--- begin ---
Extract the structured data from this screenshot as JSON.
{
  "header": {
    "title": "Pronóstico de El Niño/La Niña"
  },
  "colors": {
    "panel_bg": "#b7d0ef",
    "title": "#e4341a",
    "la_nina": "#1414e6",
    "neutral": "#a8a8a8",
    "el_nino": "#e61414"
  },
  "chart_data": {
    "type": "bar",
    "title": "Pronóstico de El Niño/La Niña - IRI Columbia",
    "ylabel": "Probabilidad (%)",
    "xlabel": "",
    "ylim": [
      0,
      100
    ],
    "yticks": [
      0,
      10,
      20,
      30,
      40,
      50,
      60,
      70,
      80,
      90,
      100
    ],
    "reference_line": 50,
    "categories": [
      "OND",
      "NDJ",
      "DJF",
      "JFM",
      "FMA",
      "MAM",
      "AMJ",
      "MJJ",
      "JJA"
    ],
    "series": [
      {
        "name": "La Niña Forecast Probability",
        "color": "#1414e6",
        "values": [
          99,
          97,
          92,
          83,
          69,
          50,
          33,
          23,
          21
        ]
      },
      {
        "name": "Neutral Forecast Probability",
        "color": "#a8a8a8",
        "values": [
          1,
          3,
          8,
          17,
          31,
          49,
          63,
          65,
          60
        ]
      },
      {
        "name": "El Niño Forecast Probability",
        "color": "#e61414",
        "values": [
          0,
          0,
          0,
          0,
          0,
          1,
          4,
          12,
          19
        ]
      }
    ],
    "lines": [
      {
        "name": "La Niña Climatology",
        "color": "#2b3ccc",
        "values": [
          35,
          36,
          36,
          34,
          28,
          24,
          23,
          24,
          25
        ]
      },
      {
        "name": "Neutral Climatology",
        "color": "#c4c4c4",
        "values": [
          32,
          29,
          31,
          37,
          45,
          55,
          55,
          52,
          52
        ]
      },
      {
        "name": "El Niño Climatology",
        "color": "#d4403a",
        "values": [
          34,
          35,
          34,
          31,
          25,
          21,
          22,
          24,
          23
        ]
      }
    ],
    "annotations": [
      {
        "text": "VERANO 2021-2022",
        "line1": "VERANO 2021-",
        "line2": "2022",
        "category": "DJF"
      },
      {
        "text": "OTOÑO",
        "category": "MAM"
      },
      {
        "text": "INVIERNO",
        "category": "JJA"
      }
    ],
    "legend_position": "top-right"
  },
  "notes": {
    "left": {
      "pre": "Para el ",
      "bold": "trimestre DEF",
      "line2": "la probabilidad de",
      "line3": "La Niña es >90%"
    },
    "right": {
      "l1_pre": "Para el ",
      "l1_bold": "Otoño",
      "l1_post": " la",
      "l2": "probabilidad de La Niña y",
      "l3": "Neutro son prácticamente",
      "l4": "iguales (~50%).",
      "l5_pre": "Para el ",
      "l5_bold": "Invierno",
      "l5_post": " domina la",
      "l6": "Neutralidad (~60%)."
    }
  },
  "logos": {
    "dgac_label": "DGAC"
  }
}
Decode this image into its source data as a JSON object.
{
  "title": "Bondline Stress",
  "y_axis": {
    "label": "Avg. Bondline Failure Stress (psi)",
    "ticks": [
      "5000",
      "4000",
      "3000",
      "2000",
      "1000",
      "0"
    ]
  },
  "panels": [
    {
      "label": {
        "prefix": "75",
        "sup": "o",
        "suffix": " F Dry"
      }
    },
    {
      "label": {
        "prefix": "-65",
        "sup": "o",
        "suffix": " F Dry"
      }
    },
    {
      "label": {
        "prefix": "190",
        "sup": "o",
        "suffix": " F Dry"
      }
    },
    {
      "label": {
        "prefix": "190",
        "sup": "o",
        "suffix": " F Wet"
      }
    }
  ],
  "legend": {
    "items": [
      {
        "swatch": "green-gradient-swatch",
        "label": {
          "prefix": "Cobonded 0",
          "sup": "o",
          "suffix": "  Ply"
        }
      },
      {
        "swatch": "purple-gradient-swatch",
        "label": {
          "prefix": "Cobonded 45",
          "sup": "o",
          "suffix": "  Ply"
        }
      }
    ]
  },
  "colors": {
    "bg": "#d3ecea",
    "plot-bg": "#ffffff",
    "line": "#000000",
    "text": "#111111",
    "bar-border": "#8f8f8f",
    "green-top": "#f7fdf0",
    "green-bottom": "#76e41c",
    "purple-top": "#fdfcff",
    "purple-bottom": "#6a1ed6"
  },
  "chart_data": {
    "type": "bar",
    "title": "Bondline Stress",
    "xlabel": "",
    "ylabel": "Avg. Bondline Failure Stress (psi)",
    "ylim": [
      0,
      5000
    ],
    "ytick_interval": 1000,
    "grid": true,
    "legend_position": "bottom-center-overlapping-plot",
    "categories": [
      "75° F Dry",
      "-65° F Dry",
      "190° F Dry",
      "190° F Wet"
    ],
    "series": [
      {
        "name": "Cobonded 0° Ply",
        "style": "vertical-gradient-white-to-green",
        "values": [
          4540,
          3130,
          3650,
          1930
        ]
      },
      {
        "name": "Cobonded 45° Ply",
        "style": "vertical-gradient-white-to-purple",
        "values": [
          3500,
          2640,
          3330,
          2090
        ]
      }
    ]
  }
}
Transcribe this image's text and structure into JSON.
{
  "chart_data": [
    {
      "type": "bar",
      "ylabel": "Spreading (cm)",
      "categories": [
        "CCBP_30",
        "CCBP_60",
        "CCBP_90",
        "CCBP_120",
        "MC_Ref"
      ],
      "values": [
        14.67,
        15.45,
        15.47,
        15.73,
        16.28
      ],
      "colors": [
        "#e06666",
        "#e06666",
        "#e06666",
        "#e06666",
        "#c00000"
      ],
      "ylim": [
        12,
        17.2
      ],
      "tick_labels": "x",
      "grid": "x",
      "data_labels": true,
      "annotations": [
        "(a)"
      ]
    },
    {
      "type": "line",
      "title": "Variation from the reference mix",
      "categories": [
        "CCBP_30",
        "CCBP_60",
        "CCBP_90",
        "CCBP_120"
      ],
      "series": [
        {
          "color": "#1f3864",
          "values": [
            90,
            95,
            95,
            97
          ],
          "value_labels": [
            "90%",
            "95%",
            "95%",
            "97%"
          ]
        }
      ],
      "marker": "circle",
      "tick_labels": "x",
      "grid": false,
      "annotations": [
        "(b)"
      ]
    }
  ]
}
--- end ---
■ **The problem**: Using the listing above, show every line that includes the string "vertical".

■ **In response**:
        "style": "vertical-gradient-white-to-green",
        "style": "vertical-gradient-white-to-purple",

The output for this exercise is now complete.